• _TASK TO CARRY OUT_
Your task is to find every line in the records that holds the string "protein" and copy it.
[EXERCISE INPUT]
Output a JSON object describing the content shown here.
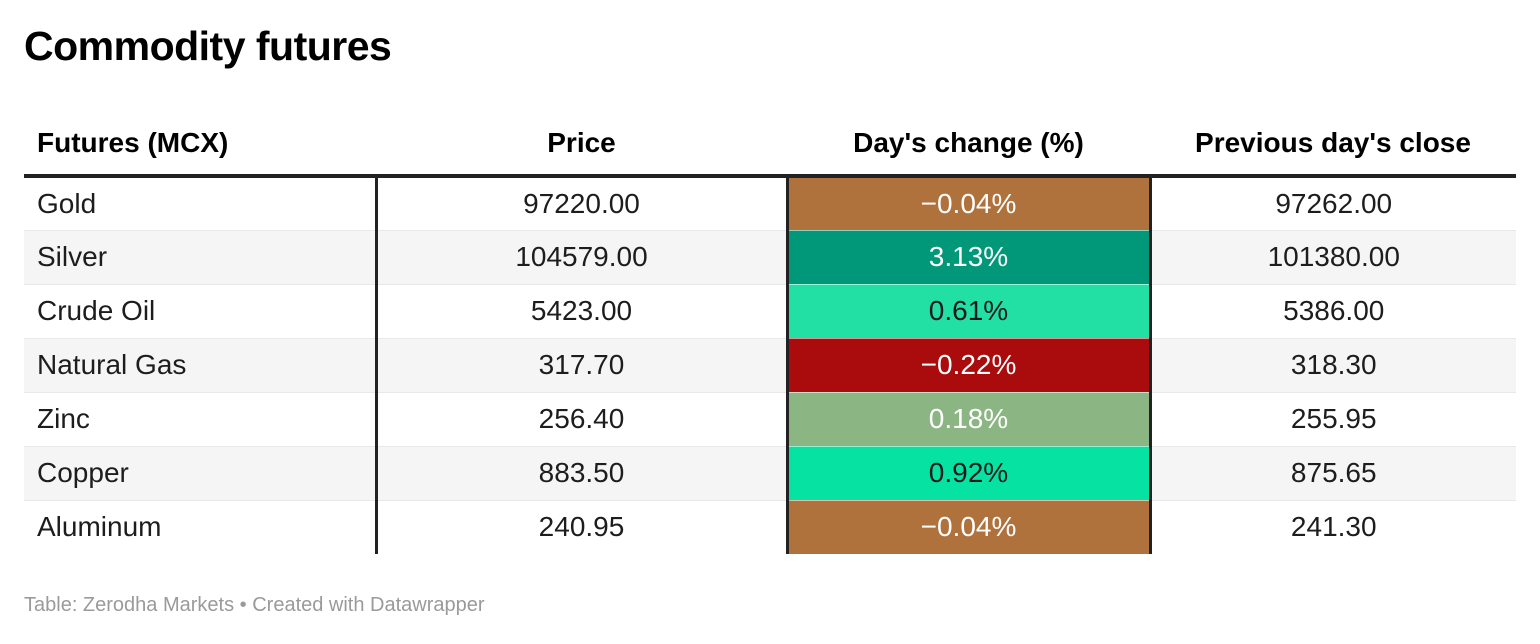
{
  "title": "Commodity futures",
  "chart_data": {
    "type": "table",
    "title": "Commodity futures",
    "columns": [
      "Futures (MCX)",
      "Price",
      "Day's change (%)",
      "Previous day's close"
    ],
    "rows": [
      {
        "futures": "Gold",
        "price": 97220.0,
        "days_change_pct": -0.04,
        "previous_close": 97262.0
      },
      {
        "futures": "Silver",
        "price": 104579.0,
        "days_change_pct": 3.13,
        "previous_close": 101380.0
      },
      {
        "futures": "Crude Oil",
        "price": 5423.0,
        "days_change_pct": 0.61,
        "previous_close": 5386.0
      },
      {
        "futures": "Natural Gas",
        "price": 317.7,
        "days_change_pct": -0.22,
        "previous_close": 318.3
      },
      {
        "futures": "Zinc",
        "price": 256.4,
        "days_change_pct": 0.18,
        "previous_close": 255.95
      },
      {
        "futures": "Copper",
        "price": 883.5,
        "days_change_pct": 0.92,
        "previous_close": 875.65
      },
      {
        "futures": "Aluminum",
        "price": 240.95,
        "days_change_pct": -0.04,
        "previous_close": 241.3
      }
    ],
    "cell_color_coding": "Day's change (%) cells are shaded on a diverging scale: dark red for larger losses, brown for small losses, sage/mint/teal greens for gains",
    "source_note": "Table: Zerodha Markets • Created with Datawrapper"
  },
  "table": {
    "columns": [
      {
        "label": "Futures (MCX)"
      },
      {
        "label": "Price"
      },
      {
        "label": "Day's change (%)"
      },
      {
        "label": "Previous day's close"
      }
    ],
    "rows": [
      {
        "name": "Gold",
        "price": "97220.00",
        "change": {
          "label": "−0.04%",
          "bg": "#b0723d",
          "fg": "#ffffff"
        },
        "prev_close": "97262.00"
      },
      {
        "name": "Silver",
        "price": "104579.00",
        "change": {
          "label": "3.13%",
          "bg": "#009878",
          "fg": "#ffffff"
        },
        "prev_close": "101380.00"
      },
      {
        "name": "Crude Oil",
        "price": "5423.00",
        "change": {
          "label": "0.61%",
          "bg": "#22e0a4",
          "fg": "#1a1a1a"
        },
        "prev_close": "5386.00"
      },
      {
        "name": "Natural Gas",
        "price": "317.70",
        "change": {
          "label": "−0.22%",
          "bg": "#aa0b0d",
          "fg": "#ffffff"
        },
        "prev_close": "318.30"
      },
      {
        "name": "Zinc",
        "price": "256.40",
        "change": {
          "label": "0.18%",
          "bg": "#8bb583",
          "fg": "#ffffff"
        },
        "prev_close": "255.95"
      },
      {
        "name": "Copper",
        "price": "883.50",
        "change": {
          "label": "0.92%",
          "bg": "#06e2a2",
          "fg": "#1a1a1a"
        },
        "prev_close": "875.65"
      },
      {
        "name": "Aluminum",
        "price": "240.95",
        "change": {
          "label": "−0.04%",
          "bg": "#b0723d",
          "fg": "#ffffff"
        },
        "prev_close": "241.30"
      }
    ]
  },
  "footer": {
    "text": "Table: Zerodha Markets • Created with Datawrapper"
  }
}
[/EXERCISE INPUT]
[EXERCISE INPUT]
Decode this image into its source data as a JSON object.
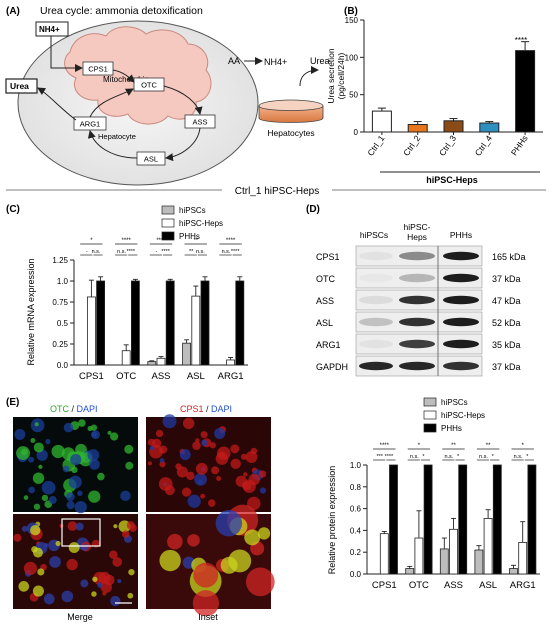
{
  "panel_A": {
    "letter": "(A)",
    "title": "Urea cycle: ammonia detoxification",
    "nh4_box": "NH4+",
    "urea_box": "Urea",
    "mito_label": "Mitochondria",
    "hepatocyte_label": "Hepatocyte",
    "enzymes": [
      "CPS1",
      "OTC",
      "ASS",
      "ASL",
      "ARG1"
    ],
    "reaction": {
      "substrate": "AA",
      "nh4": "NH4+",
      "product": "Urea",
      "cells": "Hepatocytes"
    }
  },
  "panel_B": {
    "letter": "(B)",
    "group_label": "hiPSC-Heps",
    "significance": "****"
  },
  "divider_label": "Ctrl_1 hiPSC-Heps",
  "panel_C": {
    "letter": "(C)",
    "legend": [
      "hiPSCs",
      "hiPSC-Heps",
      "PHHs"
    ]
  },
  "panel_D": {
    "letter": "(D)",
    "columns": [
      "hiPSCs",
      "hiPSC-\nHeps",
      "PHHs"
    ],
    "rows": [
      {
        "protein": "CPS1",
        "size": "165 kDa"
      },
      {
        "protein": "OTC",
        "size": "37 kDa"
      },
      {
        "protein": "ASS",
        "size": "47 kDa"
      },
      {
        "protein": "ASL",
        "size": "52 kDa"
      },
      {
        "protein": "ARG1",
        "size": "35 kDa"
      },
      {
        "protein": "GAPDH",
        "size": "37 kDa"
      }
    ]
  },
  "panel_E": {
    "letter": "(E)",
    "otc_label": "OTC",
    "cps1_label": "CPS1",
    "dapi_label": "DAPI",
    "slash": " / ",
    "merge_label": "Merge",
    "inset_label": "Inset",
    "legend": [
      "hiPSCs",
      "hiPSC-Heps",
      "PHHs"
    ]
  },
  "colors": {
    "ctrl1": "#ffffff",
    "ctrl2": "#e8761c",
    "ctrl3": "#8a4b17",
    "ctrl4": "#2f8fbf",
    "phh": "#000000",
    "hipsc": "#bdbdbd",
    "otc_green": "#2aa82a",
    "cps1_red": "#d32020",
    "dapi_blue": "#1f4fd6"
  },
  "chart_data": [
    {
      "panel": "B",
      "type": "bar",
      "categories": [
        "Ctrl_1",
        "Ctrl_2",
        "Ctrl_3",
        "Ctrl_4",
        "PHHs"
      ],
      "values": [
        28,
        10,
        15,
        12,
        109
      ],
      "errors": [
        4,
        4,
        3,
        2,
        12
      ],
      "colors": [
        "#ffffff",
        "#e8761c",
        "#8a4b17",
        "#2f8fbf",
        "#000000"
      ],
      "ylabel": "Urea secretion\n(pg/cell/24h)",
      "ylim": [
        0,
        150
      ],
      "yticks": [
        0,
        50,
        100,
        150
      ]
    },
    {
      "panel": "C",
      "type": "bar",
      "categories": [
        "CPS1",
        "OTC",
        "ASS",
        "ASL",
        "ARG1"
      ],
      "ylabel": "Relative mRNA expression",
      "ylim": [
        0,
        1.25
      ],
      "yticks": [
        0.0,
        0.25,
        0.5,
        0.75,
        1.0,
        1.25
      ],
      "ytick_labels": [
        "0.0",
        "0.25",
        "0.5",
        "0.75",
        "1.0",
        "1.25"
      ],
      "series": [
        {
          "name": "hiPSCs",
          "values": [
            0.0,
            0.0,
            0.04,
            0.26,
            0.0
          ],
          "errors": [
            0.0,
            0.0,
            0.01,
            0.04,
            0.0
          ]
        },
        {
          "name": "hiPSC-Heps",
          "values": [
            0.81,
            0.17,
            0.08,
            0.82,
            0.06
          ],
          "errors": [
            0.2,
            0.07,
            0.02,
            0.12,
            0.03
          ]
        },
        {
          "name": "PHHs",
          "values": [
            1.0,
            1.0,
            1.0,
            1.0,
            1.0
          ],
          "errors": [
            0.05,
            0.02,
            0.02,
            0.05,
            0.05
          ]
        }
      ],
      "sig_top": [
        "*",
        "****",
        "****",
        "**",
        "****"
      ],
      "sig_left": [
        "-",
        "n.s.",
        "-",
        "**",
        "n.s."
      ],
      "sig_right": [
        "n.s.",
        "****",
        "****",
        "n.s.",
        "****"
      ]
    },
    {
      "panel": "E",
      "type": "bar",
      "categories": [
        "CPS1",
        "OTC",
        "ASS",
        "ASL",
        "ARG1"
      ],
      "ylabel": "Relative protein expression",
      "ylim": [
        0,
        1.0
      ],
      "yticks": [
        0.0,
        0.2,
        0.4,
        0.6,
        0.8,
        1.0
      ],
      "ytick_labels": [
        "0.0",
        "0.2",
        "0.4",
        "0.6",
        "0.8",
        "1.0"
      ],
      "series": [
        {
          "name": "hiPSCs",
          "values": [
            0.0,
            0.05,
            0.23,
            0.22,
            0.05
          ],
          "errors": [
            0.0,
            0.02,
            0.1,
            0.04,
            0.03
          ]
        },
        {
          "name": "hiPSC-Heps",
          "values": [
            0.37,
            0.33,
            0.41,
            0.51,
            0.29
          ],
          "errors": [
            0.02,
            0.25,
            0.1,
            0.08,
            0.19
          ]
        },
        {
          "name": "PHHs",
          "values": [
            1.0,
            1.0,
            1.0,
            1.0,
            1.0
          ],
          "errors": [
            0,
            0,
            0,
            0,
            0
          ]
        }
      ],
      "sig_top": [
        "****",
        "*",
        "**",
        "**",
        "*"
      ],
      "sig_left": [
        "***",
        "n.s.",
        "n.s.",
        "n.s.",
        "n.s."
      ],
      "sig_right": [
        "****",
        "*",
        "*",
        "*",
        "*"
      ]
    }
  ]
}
[/EXERCISE INPUT]
• _SOLUTION FOR THIS TASK_
        "protein": "CPS1",
        "protein": "OTC",
        "protein": "ASS",
        "protein": "ASL",
        "protein": "ARG1",
        "protein": "GAPDH",
      "ylabel": "Relative protein expression",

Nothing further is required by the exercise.